Stored items:
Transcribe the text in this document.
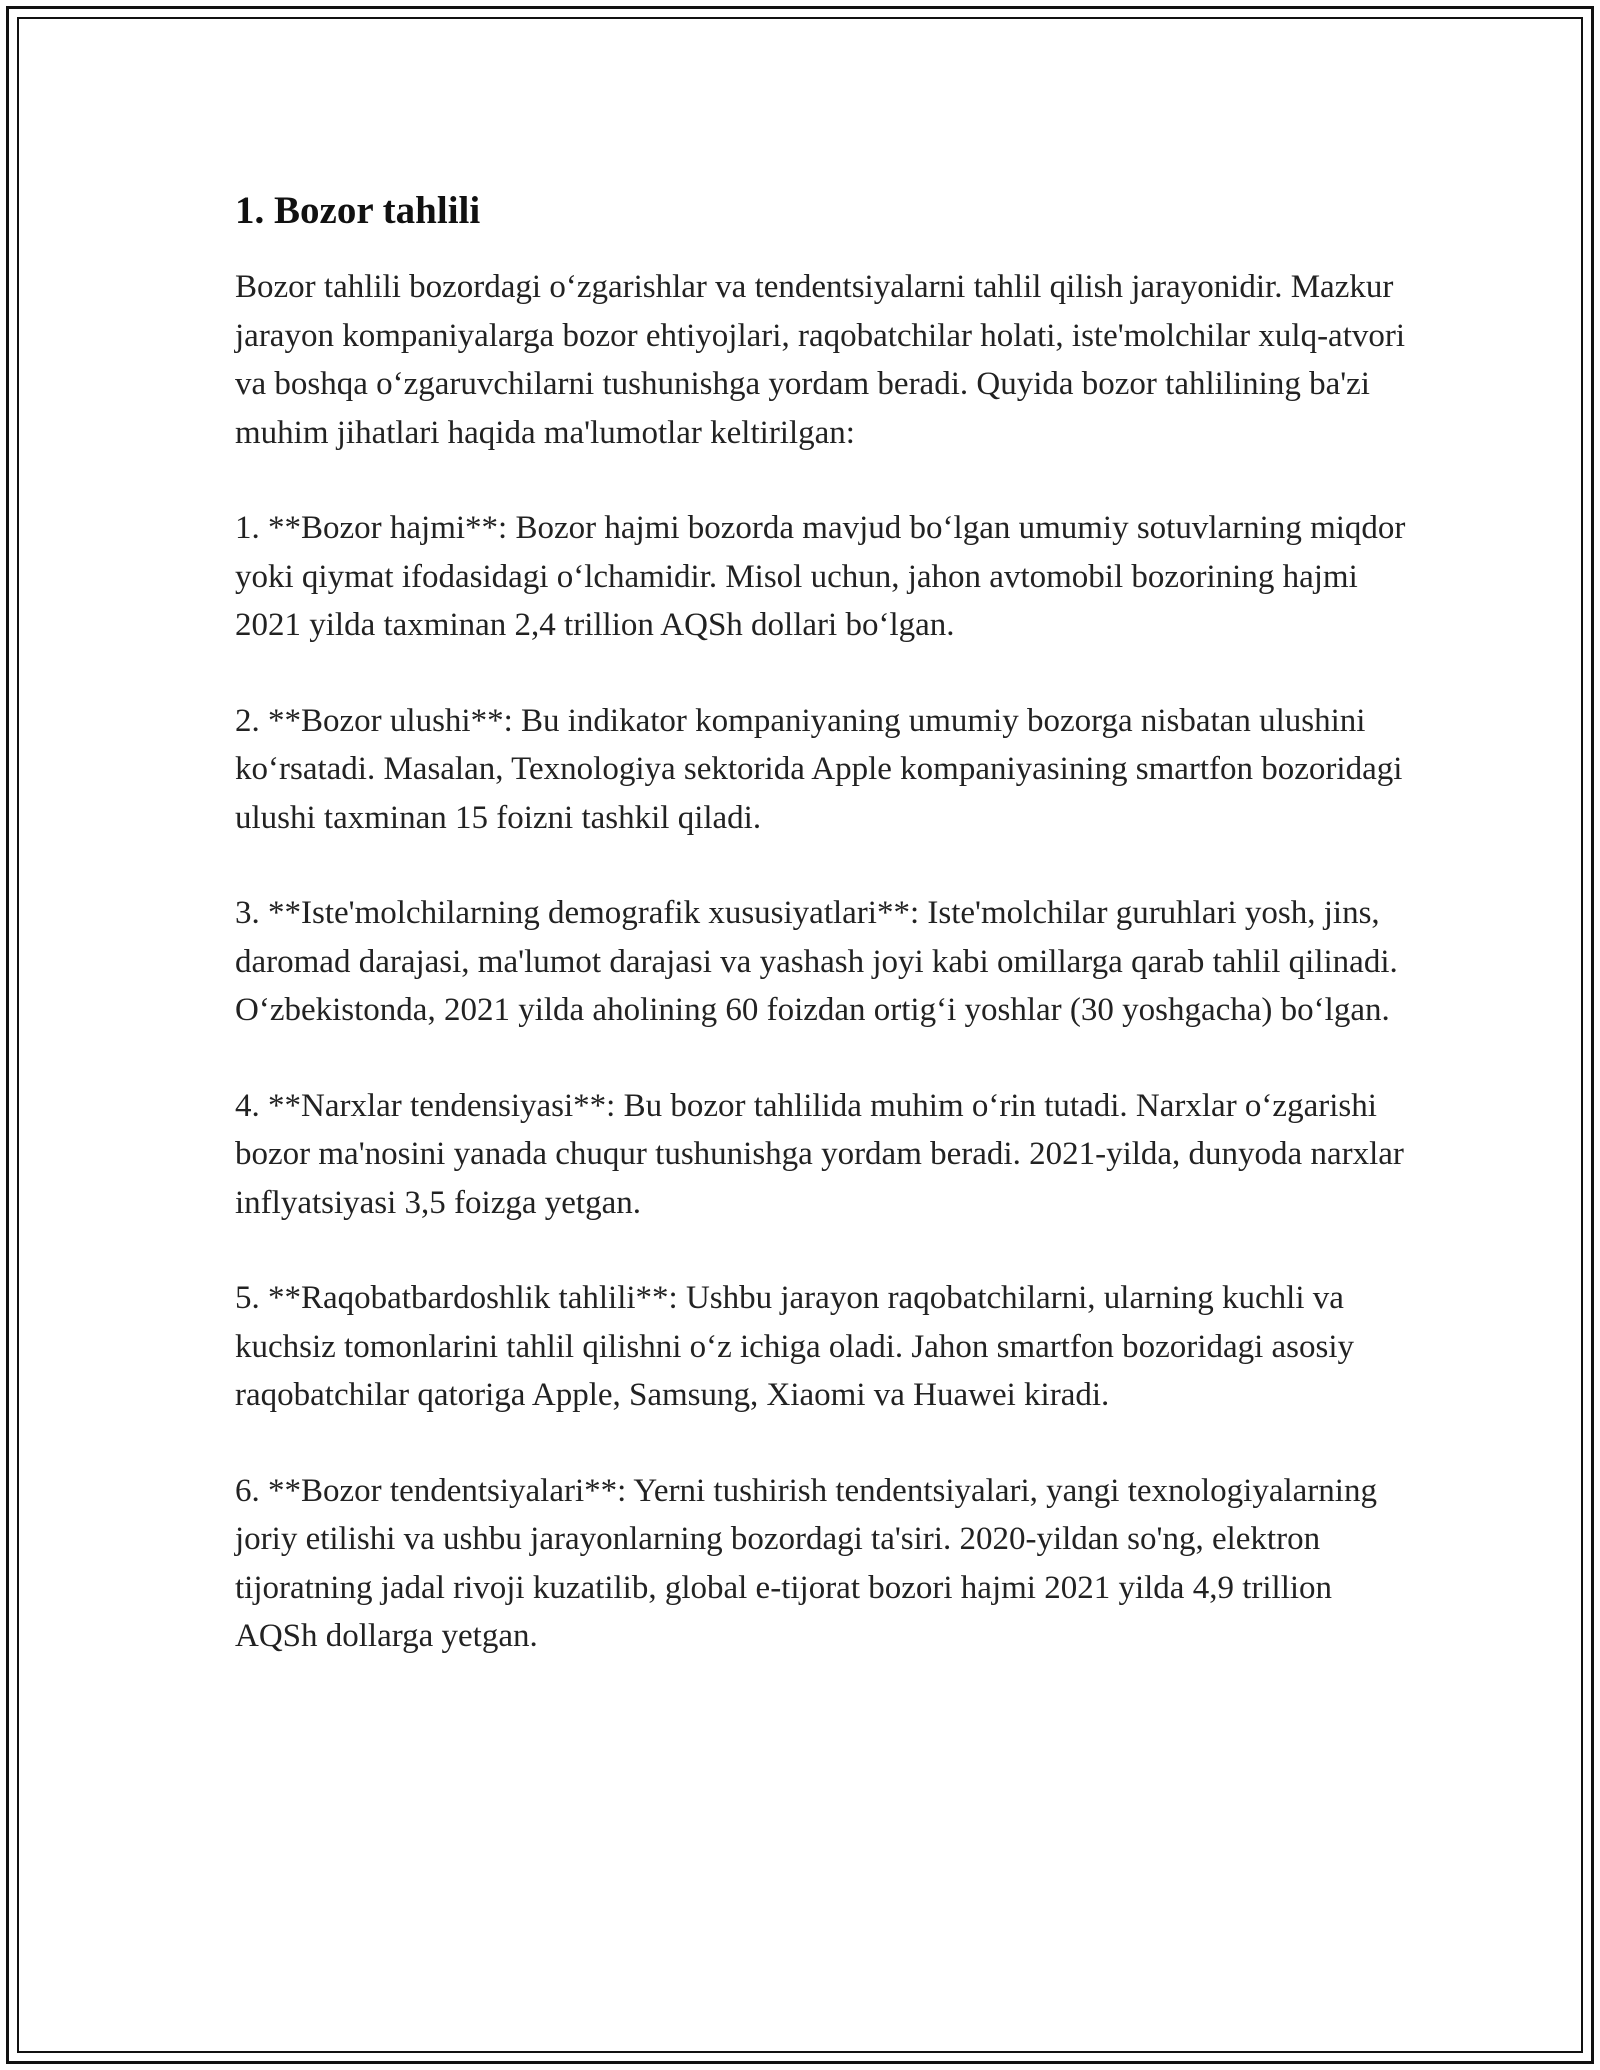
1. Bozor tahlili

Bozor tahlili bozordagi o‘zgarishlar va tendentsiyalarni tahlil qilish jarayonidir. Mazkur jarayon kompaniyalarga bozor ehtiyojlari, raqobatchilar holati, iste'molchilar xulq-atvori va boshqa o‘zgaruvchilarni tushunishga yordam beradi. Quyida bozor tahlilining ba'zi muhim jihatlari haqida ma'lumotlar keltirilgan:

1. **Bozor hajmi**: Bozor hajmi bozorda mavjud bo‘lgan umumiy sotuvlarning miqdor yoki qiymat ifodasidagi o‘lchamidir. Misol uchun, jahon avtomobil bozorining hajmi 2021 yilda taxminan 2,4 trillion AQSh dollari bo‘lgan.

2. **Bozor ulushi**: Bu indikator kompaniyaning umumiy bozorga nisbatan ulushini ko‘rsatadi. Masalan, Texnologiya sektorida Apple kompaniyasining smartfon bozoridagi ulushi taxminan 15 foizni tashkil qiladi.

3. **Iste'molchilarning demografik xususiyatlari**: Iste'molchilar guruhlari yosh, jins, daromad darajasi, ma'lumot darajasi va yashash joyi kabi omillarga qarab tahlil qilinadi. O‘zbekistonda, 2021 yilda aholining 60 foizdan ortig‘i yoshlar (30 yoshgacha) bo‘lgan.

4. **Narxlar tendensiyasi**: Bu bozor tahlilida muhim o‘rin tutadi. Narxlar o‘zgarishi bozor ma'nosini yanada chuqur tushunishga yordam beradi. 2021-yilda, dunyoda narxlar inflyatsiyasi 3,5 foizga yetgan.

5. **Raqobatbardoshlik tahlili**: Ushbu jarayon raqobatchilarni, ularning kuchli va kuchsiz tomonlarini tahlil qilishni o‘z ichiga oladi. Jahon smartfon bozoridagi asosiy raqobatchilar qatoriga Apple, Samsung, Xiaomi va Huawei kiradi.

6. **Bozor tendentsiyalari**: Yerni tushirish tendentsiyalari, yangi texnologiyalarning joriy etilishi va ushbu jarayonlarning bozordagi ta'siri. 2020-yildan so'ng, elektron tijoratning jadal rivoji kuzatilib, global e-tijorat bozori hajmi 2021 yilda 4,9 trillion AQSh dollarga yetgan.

* **Challenge**:
Only lines with the word "muhim" are wanted, so copy each one from the records.

* **Solution**:
Bozor tahlili bozordagi o‘zgarishlar va tendentsiyalarni tahlil qilish jarayonidir. Mazkur jarayon kompaniyalarga bozor ehtiyojlari, raqobatchilar holati, iste'molchilar xulq-atvori va boshqa o‘zgaruvchilarni tushunishga yordam beradi. Quyida bozor tahlilining ba'zi muhim jihatlari haqida ma'lumotlar keltirilgan:
4. **Narxlar tendensiyasi**: Bu bozor tahlilida muhim o‘rin tutadi. Narxlar o‘zgarishi bozor ma'nosini yanada chuqur tushunishga yordam beradi. 2021-yilda, dunyoda narxlar inflyatsiyasi 3,5 foizga yetgan.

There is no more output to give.